§ What the exercise asks: Output each line of the material exactly as it stands.

-- Begin Information given --

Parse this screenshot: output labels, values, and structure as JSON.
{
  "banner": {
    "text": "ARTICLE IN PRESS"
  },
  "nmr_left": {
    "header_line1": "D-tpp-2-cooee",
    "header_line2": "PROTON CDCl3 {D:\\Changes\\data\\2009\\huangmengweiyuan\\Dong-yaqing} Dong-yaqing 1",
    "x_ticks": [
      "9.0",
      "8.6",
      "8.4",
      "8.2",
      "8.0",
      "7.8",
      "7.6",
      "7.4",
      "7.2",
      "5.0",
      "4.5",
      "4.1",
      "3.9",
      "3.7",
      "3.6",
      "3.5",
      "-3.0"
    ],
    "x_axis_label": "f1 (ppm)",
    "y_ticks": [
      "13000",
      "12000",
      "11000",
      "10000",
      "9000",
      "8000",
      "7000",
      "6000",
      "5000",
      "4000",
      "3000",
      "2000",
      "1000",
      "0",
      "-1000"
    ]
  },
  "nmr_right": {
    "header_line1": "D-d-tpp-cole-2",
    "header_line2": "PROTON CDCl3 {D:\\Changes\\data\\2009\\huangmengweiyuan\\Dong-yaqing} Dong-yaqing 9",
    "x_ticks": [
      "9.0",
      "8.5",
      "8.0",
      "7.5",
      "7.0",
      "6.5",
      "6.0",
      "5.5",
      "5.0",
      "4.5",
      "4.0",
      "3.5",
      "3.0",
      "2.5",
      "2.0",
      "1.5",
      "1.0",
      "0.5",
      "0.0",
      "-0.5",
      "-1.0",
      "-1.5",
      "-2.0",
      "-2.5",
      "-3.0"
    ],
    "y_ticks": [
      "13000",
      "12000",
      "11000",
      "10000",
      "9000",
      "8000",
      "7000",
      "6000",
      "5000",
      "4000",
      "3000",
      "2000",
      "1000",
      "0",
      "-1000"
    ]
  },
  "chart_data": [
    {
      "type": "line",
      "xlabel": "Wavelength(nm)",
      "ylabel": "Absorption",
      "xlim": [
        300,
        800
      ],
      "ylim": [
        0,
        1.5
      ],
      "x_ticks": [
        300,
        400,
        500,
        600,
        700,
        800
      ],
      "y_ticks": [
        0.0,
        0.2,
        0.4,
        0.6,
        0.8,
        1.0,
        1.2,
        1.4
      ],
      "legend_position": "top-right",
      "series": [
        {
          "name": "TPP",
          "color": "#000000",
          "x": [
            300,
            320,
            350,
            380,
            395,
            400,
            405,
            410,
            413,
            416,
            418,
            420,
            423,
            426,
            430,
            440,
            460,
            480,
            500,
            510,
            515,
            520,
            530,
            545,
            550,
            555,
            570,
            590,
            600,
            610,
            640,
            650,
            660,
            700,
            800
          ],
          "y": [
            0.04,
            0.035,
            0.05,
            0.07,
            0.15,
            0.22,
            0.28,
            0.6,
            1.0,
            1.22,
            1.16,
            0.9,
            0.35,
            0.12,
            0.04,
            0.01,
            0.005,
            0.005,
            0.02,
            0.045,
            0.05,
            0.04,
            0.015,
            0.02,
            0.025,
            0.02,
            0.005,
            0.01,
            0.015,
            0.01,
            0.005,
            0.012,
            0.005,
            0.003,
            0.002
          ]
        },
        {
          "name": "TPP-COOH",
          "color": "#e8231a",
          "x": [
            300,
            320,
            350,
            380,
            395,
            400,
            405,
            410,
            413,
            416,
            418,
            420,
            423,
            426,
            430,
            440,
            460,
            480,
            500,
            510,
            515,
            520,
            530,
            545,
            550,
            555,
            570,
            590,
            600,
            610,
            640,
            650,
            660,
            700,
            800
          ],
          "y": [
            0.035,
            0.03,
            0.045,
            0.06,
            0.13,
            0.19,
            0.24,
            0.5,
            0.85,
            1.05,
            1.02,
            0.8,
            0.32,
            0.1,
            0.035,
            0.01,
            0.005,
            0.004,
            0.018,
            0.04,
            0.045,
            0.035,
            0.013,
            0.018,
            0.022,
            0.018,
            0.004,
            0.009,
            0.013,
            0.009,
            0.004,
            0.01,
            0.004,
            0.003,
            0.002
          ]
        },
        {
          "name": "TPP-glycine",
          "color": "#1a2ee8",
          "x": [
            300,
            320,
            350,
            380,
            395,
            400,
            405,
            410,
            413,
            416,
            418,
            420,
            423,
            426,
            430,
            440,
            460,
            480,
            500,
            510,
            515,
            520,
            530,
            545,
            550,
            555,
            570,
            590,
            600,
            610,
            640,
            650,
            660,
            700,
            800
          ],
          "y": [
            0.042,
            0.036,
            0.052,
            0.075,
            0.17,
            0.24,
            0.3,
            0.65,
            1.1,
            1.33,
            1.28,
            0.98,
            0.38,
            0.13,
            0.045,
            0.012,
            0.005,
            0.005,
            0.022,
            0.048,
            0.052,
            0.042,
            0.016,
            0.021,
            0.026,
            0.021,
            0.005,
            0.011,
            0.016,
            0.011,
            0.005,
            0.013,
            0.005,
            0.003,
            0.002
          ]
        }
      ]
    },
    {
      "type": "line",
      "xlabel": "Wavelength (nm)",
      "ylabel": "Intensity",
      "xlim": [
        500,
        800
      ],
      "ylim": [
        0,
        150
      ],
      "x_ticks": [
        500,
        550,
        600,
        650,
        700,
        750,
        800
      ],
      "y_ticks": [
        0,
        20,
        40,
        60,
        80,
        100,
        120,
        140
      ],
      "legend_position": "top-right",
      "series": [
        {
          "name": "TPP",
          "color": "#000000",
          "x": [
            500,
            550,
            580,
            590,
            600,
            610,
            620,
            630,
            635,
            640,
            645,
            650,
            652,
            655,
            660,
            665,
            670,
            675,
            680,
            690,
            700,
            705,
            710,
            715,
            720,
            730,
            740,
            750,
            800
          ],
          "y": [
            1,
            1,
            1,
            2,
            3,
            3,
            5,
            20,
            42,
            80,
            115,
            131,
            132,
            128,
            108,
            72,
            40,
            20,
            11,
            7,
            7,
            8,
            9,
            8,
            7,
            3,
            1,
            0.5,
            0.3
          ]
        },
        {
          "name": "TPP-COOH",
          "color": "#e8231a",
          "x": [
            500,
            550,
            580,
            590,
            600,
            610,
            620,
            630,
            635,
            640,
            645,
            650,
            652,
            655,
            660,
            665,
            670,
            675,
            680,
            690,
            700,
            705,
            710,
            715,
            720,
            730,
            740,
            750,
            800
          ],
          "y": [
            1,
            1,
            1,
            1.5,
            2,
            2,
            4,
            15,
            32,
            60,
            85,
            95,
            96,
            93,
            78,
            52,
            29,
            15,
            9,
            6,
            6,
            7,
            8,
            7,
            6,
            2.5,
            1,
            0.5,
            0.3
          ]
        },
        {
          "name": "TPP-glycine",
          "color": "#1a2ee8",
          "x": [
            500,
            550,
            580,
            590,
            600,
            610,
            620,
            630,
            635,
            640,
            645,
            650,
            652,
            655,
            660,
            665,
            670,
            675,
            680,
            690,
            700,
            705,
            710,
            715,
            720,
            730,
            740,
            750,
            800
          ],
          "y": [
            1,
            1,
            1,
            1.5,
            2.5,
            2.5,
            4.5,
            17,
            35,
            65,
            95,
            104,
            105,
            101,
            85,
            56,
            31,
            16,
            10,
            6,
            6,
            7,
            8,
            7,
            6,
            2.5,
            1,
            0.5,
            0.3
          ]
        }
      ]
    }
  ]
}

-- End Information given --

§ Result of the exercise:
Parse this screenshot: output labels, values, and structure as JSON.
{
  "banner": {
    "text": "ARTICLE IN PRESS"
  },
  "nmr_left": {
    "header_line1": "D-tpp-2-cooee",
    "header_line2": "PROTON CDCl3 {D:\\Changes\\data\\2009\\huangmengweiyuan\\Dong-yaqing} Dong-yaqing 1",
    "x_ticks": [
      "9.0",
      "8.6",
      "8.4",
      "8.2",
      "8.0",
      "7.8",
      "7.6",
      "7.4",
      "7.2",
      "5.0",
      "4.5",
      "4.1",
      "3.9",
      "3.7",
      "3.6",
      "3.5",
      "-3.0"
    ],
    "x_axis_label": "f1 (ppm)",
    "y_ticks": [
      "13000",
      "12000",
      "11000",
      "10000",
      "9000",
      "8000",
      "7000",
      "6000",
      "5000",
      "4000",
      "3000",
      "2000",
      "1000",
      "0",
      "-1000"
    ]
  },
  "nmr_right": {
    "header_line1": "D-d-tpp-cole-2",
    "header_line2": "PROTON CDCl3 {D:\\Changes\\data\\2009\\huangmengweiyuan\\Dong-yaqing} Dong-yaqing 9",
    "x_ticks": [
      "9.0",
      "8.5",
      "8.0",
      "7.5",
      "7.0",
      "6.5",
      "6.0",
      "5.5",
      "5.0",
      "4.5",
      "4.0",
      "3.5",
      "3.0",
      "2.5",
      "2.0",
      "1.5",
      "1.0",
      "0.5",
      "0.0",
      "-0.5",
      "-1.0",
      "-1.5",
      "-2.0",
      "-2.5",
      "-3.0"
    ],
    "y_ticks": [
      "13000",
      "12000",
      "11000",
      "10000",
      "9000",
      "8000",
      "7000",
      "6000",
      "5000",
      "4000",
      "3000",
      "2000",
      "1000",
      "0",
      "-1000"
    ]
  },
  "chart_data": [
    {
      "type": "line",
      "xlabel": "Wavelength(nm)",
      "ylabel": "Absorption",
      "xlim": [
        300,
        800
      ],
      "ylim": [
        0,
        1.5
      ],
      "x_ticks": [
        300,
        400,
        500,
        600,
        700,
        800
      ],
      "y_ticks": [
        0.0,
        0.2,
        0.4,
        0.6,
        0.8,
        1.0,
        1.2,
        1.4
      ],
      "legend_position": "top-right",
      "series": [
        {
          "name": "TPP",
          "color": "#000000",
          "x": [
            300,
            320,
            350,
            380,
            395,
            400,
            405,
            410,
            413,
            416,
            418,
            420,
            423,
            426,
            430,
            440,
            460,
            480,
            500,
            510,
            515,
            520,
            530,
            545,
            550,
            555,
            570,
            590,
            600,
            610,
            640,
            650,
            660,
            700,
            800
          ],
          "y": [
            0.04,
            0.035,
            0.05,
            0.07,
            0.15,
            0.22,
            0.28,
            0.6,
            1.0,
            1.22,
            1.16,
            0.9,
            0.35,
            0.12,
            0.04,
            0.01,
            0.005,
            0.005,
            0.02,
            0.045,
            0.05,
            0.04,
            0.015,
            0.02,
            0.025,
            0.02,
            0.005,
            0.01,
            0.015,
            0.01,
            0.005,
            0.012,
            0.005,
            0.003,
            0.002
          ]
        },
        {
          "name": "TPP-COOH",
          "color": "#e8231a",
          "x": [
            300,
            320,
            350,
            380,
            395,
            400,
            405,
            410,
            413,
            416,
            418,
            420,
            423,
            426,
            430,
            440,
            460,
            480,
            500,
            510,
            515,
            520,
            530,
            545,
            550,
            555,
            570,
            590,
            600,
            610,
            640,
            650,
            660,
            700,
            800
          ],
          "y": [
            0.035,
            0.03,
            0.045,
            0.06,
            0.13,
            0.19,
            0.24,
            0.5,
            0.85,
            1.05,
            1.02,
            0.8,
            0.32,
            0.1,
            0.035,
            0.01,
            0.005,
            0.004,
            0.018,
            0.04,
            0.045,
            0.035,
            0.013,
            0.018,
            0.022,
            0.018,
            0.004,
            0.009,
            0.013,
            0.009,
            0.004,
            0.01,
            0.004,
            0.003,
            0.002
          ]
        },
        {
          "name": "TPP-glycine",
          "color": "#1a2ee8",
          "x": [
            300,
            320,
            350,
            380,
            395,
            400,
            405,
            410,
            413,
            416,
            418,
            420,
            423,
            426,
            430,
            440,
            460,
            480,
            500,
            510,
            515,
            520,
            530,
            545,
            550,
            555,
            570,
            590,
            600,
            610,
            640,
            650,
            660,
            700,
            800
          ],
          "y": [
            0.042,
            0.036,
            0.052,
            0.075,
            0.17,
            0.24,
            0.3,
            0.65,
            1.1,
            1.33,
            1.28,
            0.98,
            0.38,
            0.13,
            0.045,
            0.012,
            0.005,
            0.005,
            0.022,
            0.048,
            0.052,
            0.042,
            0.016,
            0.021,
            0.026,
            0.021,
            0.005,
            0.011,
            0.016,
            0.011,
            0.005,
            0.013,
            0.005,
            0.003,
            0.002
          ]
        }
      ]
    },
    {
      "type": "line",
      "xlabel": "Wavelength (nm)",
      "ylabel": "Intensity",
      "xlim": [
        500,
        800
      ],
      "ylim": [
        0,
        150
      ],
      "x_ticks": [
        500,
        550,
        600,
        650,
        700,
        750,
        800
      ],
      "y_ticks": [
        0,
        20,
        40,
        60,
        80,
        100,
        120,
        140
      ],
      "legend_position": "top-right",
      "series": [
        {
          "name": "TPP",
          "color": "#000000",
          "x": [
            500,
            550,
            580,
            590,
            600,
            610,
            620,
            630,
            635,
            640,
            645,
            650,
            652,
            655,
            660,
            665,
            670,
            675,
            680,
            690,
            700,
            705,
            710,
            715,
            720,
            730,
            740,
            750,
            800
          ],
          "y": [
            1,
            1,
            1,
            2,
            3,
            3,
            5,
            20,
            42,
            80,
            115,
            131,
            132,
            128,
            108,
            72,
            40,
            20,
            11,
            7,
            7,
            8,
            9,
            8,
            7,
            3,
            1,
            0.5,
            0.3
          ]
        },
        {
          "name": "TPP-COOH",
          "color": "#e8231a",
          "x": [
            500,
            550,
            580,
            590,
            600,
            610,
            620,
            630,
            635,
            640,
            645,
            650,
            652,
            655,
            660,
            665,
            670,
            675,
            680,
            690,
            700,
            705,
            710,
            715,
            720,
            730,
            740,
            750,
            800
          ],
          "y": [
            1,
            1,
            1,
            1.5,
            2,
            2,
            4,
            15,
            32,
            60,
            85,
            95,
            96,
            93,
            78,
            52,
            29,
            15,
            9,
            6,
            6,
            7,
            8,
            7,
            6,
            2.5,
            1,
            0.5,
            0.3
          ]
        },
        {
          "name": "TPP-glycine",
          "color": "#1a2ee8",
          "x": [
            500,
            550,
            580,
            590,
            600,
            610,
            620,
            630,
            635,
            640,
            645,
            650,
            652,
            655,
            660,
            665,
            670,
            675,
            680,
            690,
            700,
            705,
            710,
            715,
            720,
            730,
            740,
            750,
            800
          ],
          "y": [
            1,
            1,
            1,
            1.5,
            2.5,
            2.5,
            4.5,
            17,
            35,
            65,
            95,
            104,
            105,
            101,
            85,
            56,
            31,
            16,
            10,
            6,
            6,
            7,
            8,
            7,
            6,
            2.5,
            1,
            0.5,
            0.3
          ]
        }
      ]
    }
  ]
}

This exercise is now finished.